(Problem statement): Identify all lines in the data containing the string "border". Copy them out.

[Excerpt from a dataset]
## start
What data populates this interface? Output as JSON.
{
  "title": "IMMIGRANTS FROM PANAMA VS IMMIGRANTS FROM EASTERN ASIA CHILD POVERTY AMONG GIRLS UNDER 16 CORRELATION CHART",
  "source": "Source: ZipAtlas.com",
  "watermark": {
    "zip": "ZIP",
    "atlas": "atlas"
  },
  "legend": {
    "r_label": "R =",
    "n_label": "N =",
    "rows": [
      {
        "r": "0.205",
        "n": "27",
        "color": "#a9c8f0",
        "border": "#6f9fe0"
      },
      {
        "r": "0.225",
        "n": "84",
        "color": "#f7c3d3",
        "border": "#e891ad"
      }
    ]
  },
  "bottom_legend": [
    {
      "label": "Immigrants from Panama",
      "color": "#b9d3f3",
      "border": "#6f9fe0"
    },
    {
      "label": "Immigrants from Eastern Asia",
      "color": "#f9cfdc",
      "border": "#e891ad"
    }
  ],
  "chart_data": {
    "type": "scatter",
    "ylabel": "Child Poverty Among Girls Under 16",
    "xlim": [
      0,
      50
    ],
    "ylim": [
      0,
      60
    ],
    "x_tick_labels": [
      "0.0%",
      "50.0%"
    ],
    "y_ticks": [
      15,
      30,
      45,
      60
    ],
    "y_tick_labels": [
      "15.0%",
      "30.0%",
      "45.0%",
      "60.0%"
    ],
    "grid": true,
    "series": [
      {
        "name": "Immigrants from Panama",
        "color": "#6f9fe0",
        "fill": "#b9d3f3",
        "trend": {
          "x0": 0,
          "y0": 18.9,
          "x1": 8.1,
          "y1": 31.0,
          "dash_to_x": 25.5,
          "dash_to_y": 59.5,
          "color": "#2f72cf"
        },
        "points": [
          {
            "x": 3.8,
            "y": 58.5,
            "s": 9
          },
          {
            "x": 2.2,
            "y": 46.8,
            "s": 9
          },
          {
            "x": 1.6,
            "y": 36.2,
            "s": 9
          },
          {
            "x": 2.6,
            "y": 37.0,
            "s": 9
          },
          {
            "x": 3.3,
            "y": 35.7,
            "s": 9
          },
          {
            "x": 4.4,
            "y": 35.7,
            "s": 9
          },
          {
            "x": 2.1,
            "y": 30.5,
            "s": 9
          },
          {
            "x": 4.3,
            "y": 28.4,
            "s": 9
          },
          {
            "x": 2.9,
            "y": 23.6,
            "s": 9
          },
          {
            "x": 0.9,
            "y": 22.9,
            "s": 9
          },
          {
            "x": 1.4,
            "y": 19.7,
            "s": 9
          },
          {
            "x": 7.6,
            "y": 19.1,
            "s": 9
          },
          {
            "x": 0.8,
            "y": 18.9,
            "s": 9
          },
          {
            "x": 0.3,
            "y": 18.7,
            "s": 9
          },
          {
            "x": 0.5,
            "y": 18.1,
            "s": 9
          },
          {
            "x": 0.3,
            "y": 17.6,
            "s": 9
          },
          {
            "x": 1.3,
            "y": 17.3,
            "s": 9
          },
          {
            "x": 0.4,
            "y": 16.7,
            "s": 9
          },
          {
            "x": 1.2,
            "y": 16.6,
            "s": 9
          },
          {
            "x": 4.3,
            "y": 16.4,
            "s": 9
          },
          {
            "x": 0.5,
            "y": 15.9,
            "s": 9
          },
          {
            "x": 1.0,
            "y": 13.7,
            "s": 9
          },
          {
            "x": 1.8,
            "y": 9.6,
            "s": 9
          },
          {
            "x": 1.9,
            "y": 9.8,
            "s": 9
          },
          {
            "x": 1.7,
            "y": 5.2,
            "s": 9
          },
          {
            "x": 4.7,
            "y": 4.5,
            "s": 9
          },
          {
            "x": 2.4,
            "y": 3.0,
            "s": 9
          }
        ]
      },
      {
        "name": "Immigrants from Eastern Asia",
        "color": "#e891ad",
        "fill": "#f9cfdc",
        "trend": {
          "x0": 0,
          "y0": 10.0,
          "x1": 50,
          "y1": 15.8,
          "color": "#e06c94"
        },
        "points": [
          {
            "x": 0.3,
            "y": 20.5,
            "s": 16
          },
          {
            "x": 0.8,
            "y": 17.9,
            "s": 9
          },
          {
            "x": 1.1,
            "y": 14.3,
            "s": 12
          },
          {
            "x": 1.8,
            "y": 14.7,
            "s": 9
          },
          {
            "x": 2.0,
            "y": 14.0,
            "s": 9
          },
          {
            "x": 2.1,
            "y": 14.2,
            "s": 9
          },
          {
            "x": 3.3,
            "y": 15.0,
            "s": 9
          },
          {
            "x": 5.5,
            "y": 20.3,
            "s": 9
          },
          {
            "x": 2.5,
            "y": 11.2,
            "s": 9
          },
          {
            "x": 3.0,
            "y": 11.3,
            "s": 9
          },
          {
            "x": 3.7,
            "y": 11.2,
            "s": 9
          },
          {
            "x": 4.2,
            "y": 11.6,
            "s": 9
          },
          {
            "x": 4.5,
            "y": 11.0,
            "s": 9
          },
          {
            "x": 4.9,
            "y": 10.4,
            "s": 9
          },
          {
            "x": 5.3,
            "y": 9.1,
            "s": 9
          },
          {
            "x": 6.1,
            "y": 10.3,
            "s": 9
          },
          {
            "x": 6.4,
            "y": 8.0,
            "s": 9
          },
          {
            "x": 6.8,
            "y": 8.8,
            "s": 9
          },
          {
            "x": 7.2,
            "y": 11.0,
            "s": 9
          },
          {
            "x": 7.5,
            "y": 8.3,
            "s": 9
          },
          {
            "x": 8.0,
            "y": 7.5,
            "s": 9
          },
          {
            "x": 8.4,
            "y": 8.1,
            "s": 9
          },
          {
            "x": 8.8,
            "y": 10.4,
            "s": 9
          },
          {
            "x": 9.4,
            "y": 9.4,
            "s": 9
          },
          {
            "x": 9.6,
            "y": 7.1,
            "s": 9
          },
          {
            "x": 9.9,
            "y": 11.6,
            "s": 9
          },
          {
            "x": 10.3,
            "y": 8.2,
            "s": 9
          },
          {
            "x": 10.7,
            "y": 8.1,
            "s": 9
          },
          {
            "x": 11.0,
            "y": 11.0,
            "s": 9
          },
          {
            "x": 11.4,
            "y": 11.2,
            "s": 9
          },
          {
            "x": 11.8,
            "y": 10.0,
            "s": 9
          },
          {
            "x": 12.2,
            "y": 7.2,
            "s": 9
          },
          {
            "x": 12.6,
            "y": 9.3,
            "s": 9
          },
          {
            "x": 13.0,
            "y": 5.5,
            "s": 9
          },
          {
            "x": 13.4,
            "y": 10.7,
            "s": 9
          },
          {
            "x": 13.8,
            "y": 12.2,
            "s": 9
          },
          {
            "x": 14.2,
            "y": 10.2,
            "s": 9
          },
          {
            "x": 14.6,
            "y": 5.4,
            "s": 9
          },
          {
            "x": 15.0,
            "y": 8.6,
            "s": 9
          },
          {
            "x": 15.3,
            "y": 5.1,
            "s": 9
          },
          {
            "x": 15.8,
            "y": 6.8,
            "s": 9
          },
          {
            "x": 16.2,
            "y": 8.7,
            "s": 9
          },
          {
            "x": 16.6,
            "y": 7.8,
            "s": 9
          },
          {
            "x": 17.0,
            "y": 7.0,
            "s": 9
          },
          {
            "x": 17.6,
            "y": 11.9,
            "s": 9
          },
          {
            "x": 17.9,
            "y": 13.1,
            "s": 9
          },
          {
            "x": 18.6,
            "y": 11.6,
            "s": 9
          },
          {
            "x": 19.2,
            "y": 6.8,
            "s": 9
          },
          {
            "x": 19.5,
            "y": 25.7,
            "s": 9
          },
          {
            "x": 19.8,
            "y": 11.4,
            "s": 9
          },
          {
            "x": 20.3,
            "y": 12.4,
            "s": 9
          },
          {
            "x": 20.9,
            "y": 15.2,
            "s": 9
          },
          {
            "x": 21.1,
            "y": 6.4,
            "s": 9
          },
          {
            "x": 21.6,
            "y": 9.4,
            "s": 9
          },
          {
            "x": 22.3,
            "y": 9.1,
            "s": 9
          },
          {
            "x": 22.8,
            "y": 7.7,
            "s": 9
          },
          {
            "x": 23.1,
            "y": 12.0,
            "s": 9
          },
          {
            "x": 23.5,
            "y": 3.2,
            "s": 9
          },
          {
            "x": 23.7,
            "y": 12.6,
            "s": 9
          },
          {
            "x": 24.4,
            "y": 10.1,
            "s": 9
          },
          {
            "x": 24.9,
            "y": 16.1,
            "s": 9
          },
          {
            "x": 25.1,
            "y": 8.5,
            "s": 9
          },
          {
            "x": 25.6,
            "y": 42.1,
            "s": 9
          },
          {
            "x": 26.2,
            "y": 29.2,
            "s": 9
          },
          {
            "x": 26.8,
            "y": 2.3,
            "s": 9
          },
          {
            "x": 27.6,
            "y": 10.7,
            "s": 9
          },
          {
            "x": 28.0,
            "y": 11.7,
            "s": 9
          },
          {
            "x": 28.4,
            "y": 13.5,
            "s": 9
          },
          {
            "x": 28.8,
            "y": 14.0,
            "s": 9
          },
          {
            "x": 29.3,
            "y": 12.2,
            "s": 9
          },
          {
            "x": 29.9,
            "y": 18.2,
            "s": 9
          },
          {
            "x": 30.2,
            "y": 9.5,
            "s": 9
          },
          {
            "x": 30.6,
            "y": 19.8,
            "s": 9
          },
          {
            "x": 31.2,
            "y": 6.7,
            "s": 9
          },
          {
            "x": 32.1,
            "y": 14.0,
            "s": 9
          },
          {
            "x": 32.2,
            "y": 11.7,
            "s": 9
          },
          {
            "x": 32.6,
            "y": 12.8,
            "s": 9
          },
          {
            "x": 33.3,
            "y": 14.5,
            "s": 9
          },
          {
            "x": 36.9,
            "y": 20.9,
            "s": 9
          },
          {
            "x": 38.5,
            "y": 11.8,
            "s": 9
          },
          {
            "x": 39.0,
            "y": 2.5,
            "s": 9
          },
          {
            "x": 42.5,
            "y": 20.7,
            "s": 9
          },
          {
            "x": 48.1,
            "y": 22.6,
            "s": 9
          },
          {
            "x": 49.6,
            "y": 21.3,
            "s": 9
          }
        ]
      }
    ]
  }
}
## end
(Complete response):
        "border": "#6f9fe0"
        "border": "#e891ad"
      "border": "#6f9fe0"
      "border": "#e891ad"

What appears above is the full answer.